[Dataset rows]
▼▼▼

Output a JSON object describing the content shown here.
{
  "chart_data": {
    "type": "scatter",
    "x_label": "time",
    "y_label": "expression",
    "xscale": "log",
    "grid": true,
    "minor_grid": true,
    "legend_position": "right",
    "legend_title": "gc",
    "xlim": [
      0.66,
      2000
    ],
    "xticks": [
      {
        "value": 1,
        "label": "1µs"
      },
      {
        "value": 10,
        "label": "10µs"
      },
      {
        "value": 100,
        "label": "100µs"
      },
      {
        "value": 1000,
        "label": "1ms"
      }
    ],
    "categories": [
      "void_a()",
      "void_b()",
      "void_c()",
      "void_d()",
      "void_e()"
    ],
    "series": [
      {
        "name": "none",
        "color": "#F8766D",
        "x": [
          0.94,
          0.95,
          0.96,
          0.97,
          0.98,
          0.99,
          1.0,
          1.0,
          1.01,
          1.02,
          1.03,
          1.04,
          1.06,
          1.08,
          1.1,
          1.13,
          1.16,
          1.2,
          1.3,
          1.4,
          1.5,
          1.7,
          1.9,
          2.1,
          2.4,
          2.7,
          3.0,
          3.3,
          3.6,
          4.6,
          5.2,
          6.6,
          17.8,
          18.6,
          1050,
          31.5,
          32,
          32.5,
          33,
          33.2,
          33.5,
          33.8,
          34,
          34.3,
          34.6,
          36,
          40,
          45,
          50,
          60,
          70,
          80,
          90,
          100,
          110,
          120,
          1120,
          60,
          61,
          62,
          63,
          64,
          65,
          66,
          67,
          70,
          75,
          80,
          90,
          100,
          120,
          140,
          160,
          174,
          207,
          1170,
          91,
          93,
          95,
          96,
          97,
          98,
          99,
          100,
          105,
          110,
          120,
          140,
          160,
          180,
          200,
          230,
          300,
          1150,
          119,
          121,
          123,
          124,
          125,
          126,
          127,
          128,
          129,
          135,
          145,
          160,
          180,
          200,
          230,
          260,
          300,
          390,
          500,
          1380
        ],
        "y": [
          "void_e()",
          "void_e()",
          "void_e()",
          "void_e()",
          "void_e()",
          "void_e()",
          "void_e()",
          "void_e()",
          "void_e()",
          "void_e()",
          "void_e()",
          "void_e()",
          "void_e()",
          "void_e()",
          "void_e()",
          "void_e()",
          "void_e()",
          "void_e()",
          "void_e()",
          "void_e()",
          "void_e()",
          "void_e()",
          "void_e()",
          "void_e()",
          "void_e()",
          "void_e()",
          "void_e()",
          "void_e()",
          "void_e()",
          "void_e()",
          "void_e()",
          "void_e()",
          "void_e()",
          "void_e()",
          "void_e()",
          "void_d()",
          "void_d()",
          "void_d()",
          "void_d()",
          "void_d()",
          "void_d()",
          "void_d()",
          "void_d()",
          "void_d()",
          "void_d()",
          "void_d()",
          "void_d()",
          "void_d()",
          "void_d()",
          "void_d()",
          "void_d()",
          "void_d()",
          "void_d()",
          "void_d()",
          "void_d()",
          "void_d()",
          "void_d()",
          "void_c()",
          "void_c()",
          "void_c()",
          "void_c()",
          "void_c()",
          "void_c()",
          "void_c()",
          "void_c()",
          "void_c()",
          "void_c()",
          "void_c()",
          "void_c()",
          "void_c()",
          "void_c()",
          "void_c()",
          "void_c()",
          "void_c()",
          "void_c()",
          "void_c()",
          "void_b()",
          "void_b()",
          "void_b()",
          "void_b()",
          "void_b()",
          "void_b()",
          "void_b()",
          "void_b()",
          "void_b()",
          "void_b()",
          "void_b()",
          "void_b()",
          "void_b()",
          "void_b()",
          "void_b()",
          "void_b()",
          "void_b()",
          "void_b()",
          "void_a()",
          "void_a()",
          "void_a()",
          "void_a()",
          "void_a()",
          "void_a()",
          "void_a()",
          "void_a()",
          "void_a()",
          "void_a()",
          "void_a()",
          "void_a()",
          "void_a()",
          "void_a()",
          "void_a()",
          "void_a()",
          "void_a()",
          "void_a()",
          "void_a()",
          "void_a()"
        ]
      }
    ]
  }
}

▲▲▲

> _REQUIRED WORK_:
Reproduce the complete data exactly as presented above.

> _THE OUTPUT_:
Output a JSON object describing the content shown here.
{
  "chart_data": {
    "type": "scatter",
    "x_label": "time",
    "y_label": "expression",
    "xscale": "log",
    "grid": true,
    "minor_grid": true,
    "legend_position": "right",
    "legend_title": "gc",
    "xlim": [
      0.66,
      2000
    ],
    "xticks": [
      {
        "value": 1,
        "label": "1µs"
      },
      {
        "value": 10,
        "label": "10µs"
      },
      {
        "value": 100,
        "label": "100µs"
      },
      {
        "value": 1000,
        "label": "1ms"
      }
    ],
    "categories": [
      "void_a()",
      "void_b()",
      "void_c()",
      "void_d()",
      "void_e()"
    ],
    "series": [
      {
        "name": "none",
        "color": "#F8766D",
        "x": [
          0.94,
          0.95,
          0.96,
          0.97,
          0.98,
          0.99,
          1.0,
          1.0,
          1.01,
          1.02,
          1.03,
          1.04,
          1.06,
          1.08,
          1.1,
          1.13,
          1.16,
          1.2,
          1.3,
          1.4,
          1.5,
          1.7,
          1.9,
          2.1,
          2.4,
          2.7,
          3.0,
          3.3,
          3.6,
          4.6,
          5.2,
          6.6,
          17.8,
          18.6,
          1050,
          31.5,
          32,
          32.5,
          33,
          33.2,
          33.5,
          33.8,
          34,
          34.3,
          34.6,
          36,
          40,
          45,
          50,
          60,
          70,
          80,
          90,
          100,
          110,
          120,
          1120,
          60,
          61,
          62,
          63,
          64,
          65,
          66,
          67,
          70,
          75,
          80,
          90,
          100,
          120,
          140,
          160,
          174,
          207,
          1170,
          91,
          93,
          95,
          96,
          97,
          98,
          99,
          100,
          105,
          110,
          120,
          140,
          160,
          180,
          200,
          230,
          300,
          1150,
          119,
          121,
          123,
          124,
          125,
          126,
          127,
          128,
          129,
          135,
          145,
          160,
          180,
          200,
          230,
          260,
          300,
          390,
          500,
          1380
        ],
        "y": [
          "void_e()",
          "void_e()",
          "void_e()",
          "void_e()",
          "void_e()",
          "void_e()",
          "void_e()",
          "void_e()",
          "void_e()",
          "void_e()",
          "void_e()",
          "void_e()",
          "void_e()",
          "void_e()",
          "void_e()",
          "void_e()",
          "void_e()",
          "void_e()",
          "void_e()",
          "void_e()",
          "void_e()",
          "void_e()",
          "void_e()",
          "void_e()",
          "void_e()",
          "void_e()",
          "void_e()",
          "void_e()",
          "void_e()",
          "void_e()",
          "void_e()",
          "void_e()",
          "void_e()",
          "void_e()",
          "void_e()",
          "void_d()",
          "void_d()",
          "void_d()",
          "void_d()",
          "void_d()",
          "void_d()",
          "void_d()",
          "void_d()",
          "void_d()",
          "void_d()",
          "void_d()",
          "void_d()",
          "void_d()",
          "void_d()",
          "void_d()",
          "void_d()",
          "void_d()",
          "void_d()",
          "void_d()",
          "void_d()",
          "void_d()",
          "void_d()",
          "void_c()",
          "void_c()",
          "void_c()",
          "void_c()",
          "void_c()",
          "void_c()",
          "void_c()",
          "void_c()",
          "void_c()",
          "void_c()",
          "void_c()",
          "void_c()",
          "void_c()",
          "void_c()",
          "void_c()",
          "void_c()",
          "void_c()",
          "void_c()",
          "void_c()",
          "void_b()",
          "void_b()",
          "void_b()",
          "void_b()",
          "void_b()",
          "void_b()",
          "void_b()",
          "void_b()",
          "void_b()",
          "void_b()",
          "void_b()",
          "void_b()",
          "void_b()",
          "void_b()",
          "void_b()",
          "void_b()",
          "void_b()",
          "void_b()",
          "void_a()",
          "void_a()",
          "void_a()",
          "void_a()",
          "void_a()",
          "void_a()",
          "void_a()",
          "void_a()",
          "void_a()",
          "void_a()",
          "void_a()",
          "void_a()",
          "void_a()",
          "void_a()",
          "void_a()",
          "void_a()",
          "void_a()",
          "void_a()",
          "void_a()",
          "void_a()"
        ]
      }
    ]
  }
}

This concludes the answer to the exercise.